Written task:
Every entry below should be printed exactly, without its images.

Provided information:
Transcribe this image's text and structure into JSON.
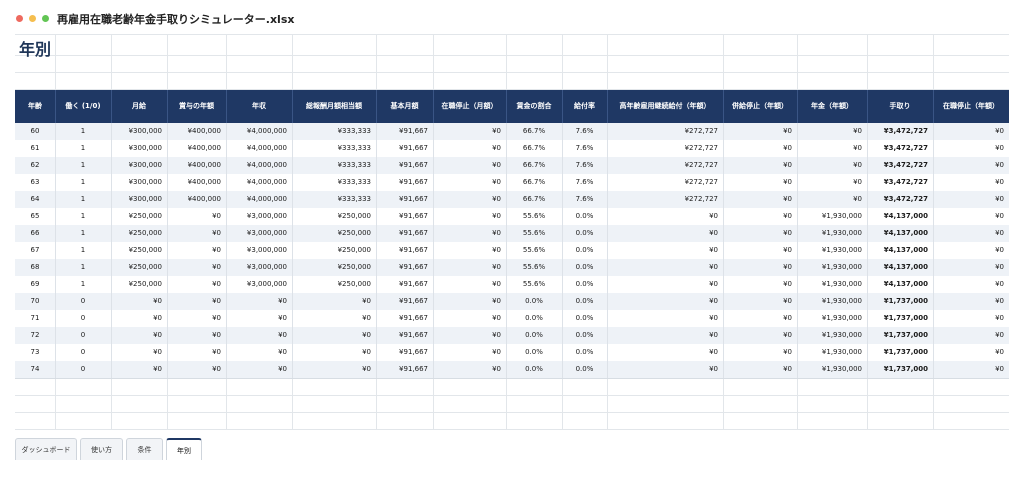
{
  "window": {
    "title": "再雇用在職老齢年金手取りシミュレーター.xlsx"
  },
  "sheet": {
    "title": "年別"
  },
  "table": {
    "columns": [
      "年齢",
      "働く (1/0)",
      "月給",
      "賞与の年額",
      "年収",
      "総報酬月額相当額",
      "基本月額",
      "在職停止（月額）",
      "賃金の割合",
      "給付率",
      "高年齢雇用継続給付（年額）",
      "併給停止（年額）",
      "年金（年額）",
      "手取り",
      "在職停止（年額）"
    ],
    "rows": [
      [
        "60",
        "1",
        "¥300,000",
        "¥400,000",
        "¥4,000,000",
        "¥333,333",
        "¥91,667",
        "¥0",
        "66.7%",
        "7.6%",
        "¥272,727",
        "¥0",
        "¥0",
        "¥3,472,727",
        "¥0"
      ],
      [
        "61",
        "1",
        "¥300,000",
        "¥400,000",
        "¥4,000,000",
        "¥333,333",
        "¥91,667",
        "¥0",
        "66.7%",
        "7.6%",
        "¥272,727",
        "¥0",
        "¥0",
        "¥3,472,727",
        "¥0"
      ],
      [
        "62",
        "1",
        "¥300,000",
        "¥400,000",
        "¥4,000,000",
        "¥333,333",
        "¥91,667",
        "¥0",
        "66.7%",
        "7.6%",
        "¥272,727",
        "¥0",
        "¥0",
        "¥3,472,727",
        "¥0"
      ],
      [
        "63",
        "1",
        "¥300,000",
        "¥400,000",
        "¥4,000,000",
        "¥333,333",
        "¥91,667",
        "¥0",
        "66.7%",
        "7.6%",
        "¥272,727",
        "¥0",
        "¥0",
        "¥3,472,727",
        "¥0"
      ],
      [
        "64",
        "1",
        "¥300,000",
        "¥400,000",
        "¥4,000,000",
        "¥333,333",
        "¥91,667",
        "¥0",
        "66.7%",
        "7.6%",
        "¥272,727",
        "¥0",
        "¥0",
        "¥3,472,727",
        "¥0"
      ],
      [
        "65",
        "1",
        "¥250,000",
        "¥0",
        "¥3,000,000",
        "¥250,000",
        "¥91,667",
        "¥0",
        "55.6%",
        "0.0%",
        "¥0",
        "¥0",
        "¥1,930,000",
        "¥4,137,000",
        "¥0"
      ],
      [
        "66",
        "1",
        "¥250,000",
        "¥0",
        "¥3,000,000",
        "¥250,000",
        "¥91,667",
        "¥0",
        "55.6%",
        "0.0%",
        "¥0",
        "¥0",
        "¥1,930,000",
        "¥4,137,000",
        "¥0"
      ],
      [
        "67",
        "1",
        "¥250,000",
        "¥0",
        "¥3,000,000",
        "¥250,000",
        "¥91,667",
        "¥0",
        "55.6%",
        "0.0%",
        "¥0",
        "¥0",
        "¥1,930,000",
        "¥4,137,000",
        "¥0"
      ],
      [
        "68",
        "1",
        "¥250,000",
        "¥0",
        "¥3,000,000",
        "¥250,000",
        "¥91,667",
        "¥0",
        "55.6%",
        "0.0%",
        "¥0",
        "¥0",
        "¥1,930,000",
        "¥4,137,000",
        "¥0"
      ],
      [
        "69",
        "1",
        "¥250,000",
        "¥0",
        "¥3,000,000",
        "¥250,000",
        "¥91,667",
        "¥0",
        "55.6%",
        "0.0%",
        "¥0",
        "¥0",
        "¥1,930,000",
        "¥4,137,000",
        "¥0"
      ],
      [
        "70",
        "0",
        "¥0",
        "¥0",
        "¥0",
        "¥0",
        "¥91,667",
        "¥0",
        "0.0%",
        "0.0%",
        "¥0",
        "¥0",
        "¥1,930,000",
        "¥1,737,000",
        "¥0"
      ],
      [
        "71",
        "0",
        "¥0",
        "¥0",
        "¥0",
        "¥0",
        "¥91,667",
        "¥0",
        "0.0%",
        "0.0%",
        "¥0",
        "¥0",
        "¥1,930,000",
        "¥1,737,000",
        "¥0"
      ],
      [
        "72",
        "0",
        "¥0",
        "¥0",
        "¥0",
        "¥0",
        "¥91,667",
        "¥0",
        "0.0%",
        "0.0%",
        "¥0",
        "¥0",
        "¥1,930,000",
        "¥1,737,000",
        "¥0"
      ],
      [
        "73",
        "0",
        "¥0",
        "¥0",
        "¥0",
        "¥0",
        "¥91,667",
        "¥0",
        "0.0%",
        "0.0%",
        "¥0",
        "¥0",
        "¥1,930,000",
        "¥1,737,000",
        "¥0"
      ],
      [
        "74",
        "0",
        "¥0",
        "¥0",
        "¥0",
        "¥0",
        "¥91,667",
        "¥0",
        "0.0%",
        "0.0%",
        "¥0",
        "¥0",
        "¥1,930,000",
        "¥1,737,000",
        "¥0"
      ]
    ]
  },
  "tabs": [
    {
      "label": "ダッシュボード"
    },
    {
      "label": "使い方"
    },
    {
      "label": "条件"
    },
    {
      "label": "年別"
    }
  ],
  "colors": {
    "header_bg": "#1f3864",
    "row_alt": "#eef2f7",
    "title": "#1e3557"
  }
}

Written solution:
Transcribe this image's text and structure into JSON.
{
  "window": {
    "title": "再雇用在職老齢年金手取りシミュレーター.xlsx"
  },
  "sheet": {
    "title": "年別"
  },
  "table": {
    "columns": [
      "年齢",
      "働く (1/0)",
      "月給",
      "賞与の年額",
      "年収",
      "総報酬月額相当額",
      "基本月額",
      "在職停止（月額）",
      "賃金の割合",
      "給付率",
      "高年齢雇用継続給付（年額）",
      "併給停止（年額）",
      "年金（年額）",
      "手取り",
      "在職停止（年額）"
    ],
    "rows": [
      [
        "60",
        "1",
        "¥300,000",
        "¥400,000",
        "¥4,000,000",
        "¥333,333",
        "¥91,667",
        "¥0",
        "66.7%",
        "7.6%",
        "¥272,727",
        "¥0",
        "¥0",
        "¥3,472,727",
        "¥0"
      ],
      [
        "61",
        "1",
        "¥300,000",
        "¥400,000",
        "¥4,000,000",
        "¥333,333",
        "¥91,667",
        "¥0",
        "66.7%",
        "7.6%",
        "¥272,727",
        "¥0",
        "¥0",
        "¥3,472,727",
        "¥0"
      ],
      [
        "62",
        "1",
        "¥300,000",
        "¥400,000",
        "¥4,000,000",
        "¥333,333",
        "¥91,667",
        "¥0",
        "66.7%",
        "7.6%",
        "¥272,727",
        "¥0",
        "¥0",
        "¥3,472,727",
        "¥0"
      ],
      [
        "63",
        "1",
        "¥300,000",
        "¥400,000",
        "¥4,000,000",
        "¥333,333",
        "¥91,667",
        "¥0",
        "66.7%",
        "7.6%",
        "¥272,727",
        "¥0",
        "¥0",
        "¥3,472,727",
        "¥0"
      ],
      [
        "64",
        "1",
        "¥300,000",
        "¥400,000",
        "¥4,000,000",
        "¥333,333",
        "¥91,667",
        "¥0",
        "66.7%",
        "7.6%",
        "¥272,727",
        "¥0",
        "¥0",
        "¥3,472,727",
        "¥0"
      ],
      [
        "65",
        "1",
        "¥250,000",
        "¥0",
        "¥3,000,000",
        "¥250,000",
        "¥91,667",
        "¥0",
        "55.6%",
        "0.0%",
        "¥0",
        "¥0",
        "¥1,930,000",
        "¥4,137,000",
        "¥0"
      ],
      [
        "66",
        "1",
        "¥250,000",
        "¥0",
        "¥3,000,000",
        "¥250,000",
        "¥91,667",
        "¥0",
        "55.6%",
        "0.0%",
        "¥0",
        "¥0",
        "¥1,930,000",
        "¥4,137,000",
        "¥0"
      ],
      [
        "67",
        "1",
        "¥250,000",
        "¥0",
        "¥3,000,000",
        "¥250,000",
        "¥91,667",
        "¥0",
        "55.6%",
        "0.0%",
        "¥0",
        "¥0",
        "¥1,930,000",
        "¥4,137,000",
        "¥0"
      ],
      [
        "68",
        "1",
        "¥250,000",
        "¥0",
        "¥3,000,000",
        "¥250,000",
        "¥91,667",
        "¥0",
        "55.6%",
        "0.0%",
        "¥0",
        "¥0",
        "¥1,930,000",
        "¥4,137,000",
        "¥0"
      ],
      [
        "69",
        "1",
        "¥250,000",
        "¥0",
        "¥3,000,000",
        "¥250,000",
        "¥91,667",
        "¥0",
        "55.6%",
        "0.0%",
        "¥0",
        "¥0",
        "¥1,930,000",
        "¥4,137,000",
        "¥0"
      ],
      [
        "70",
        "0",
        "¥0",
        "¥0",
        "¥0",
        "¥0",
        "¥91,667",
        "¥0",
        "0.0%",
        "0.0%",
        "¥0",
        "¥0",
        "¥1,930,000",
        "¥1,737,000",
        "¥0"
      ],
      [
        "71",
        "0",
        "¥0",
        "¥0",
        "¥0",
        "¥0",
        "¥91,667",
        "¥0",
        "0.0%",
        "0.0%",
        "¥0",
        "¥0",
        "¥1,930,000",
        "¥1,737,000",
        "¥0"
      ],
      [
        "72",
        "0",
        "¥0",
        "¥0",
        "¥0",
        "¥0",
        "¥91,667",
        "¥0",
        "0.0%",
        "0.0%",
        "¥0",
        "¥0",
        "¥1,930,000",
        "¥1,737,000",
        "¥0"
      ],
      [
        "73",
        "0",
        "¥0",
        "¥0",
        "¥0",
        "¥0",
        "¥91,667",
        "¥0",
        "0.0%",
        "0.0%",
        "¥0",
        "¥0",
        "¥1,930,000",
        "¥1,737,000",
        "¥0"
      ],
      [
        "74",
        "0",
        "¥0",
        "¥0",
        "¥0",
        "¥0",
        "¥91,667",
        "¥0",
        "0.0%",
        "0.0%",
        "¥0",
        "¥0",
        "¥1,930,000",
        "¥1,737,000",
        "¥0"
      ]
    ]
  },
  "tabs": [
    {
      "label": "ダッシュボード"
    },
    {
      "label": "使い方"
    },
    {
      "label": "条件"
    },
    {
      "label": "年別"
    }
  ],
  "colors": {
    "header_bg": "#1f3864",
    "row_alt": "#eef2f7",
    "title": "#1e3557"
  }
}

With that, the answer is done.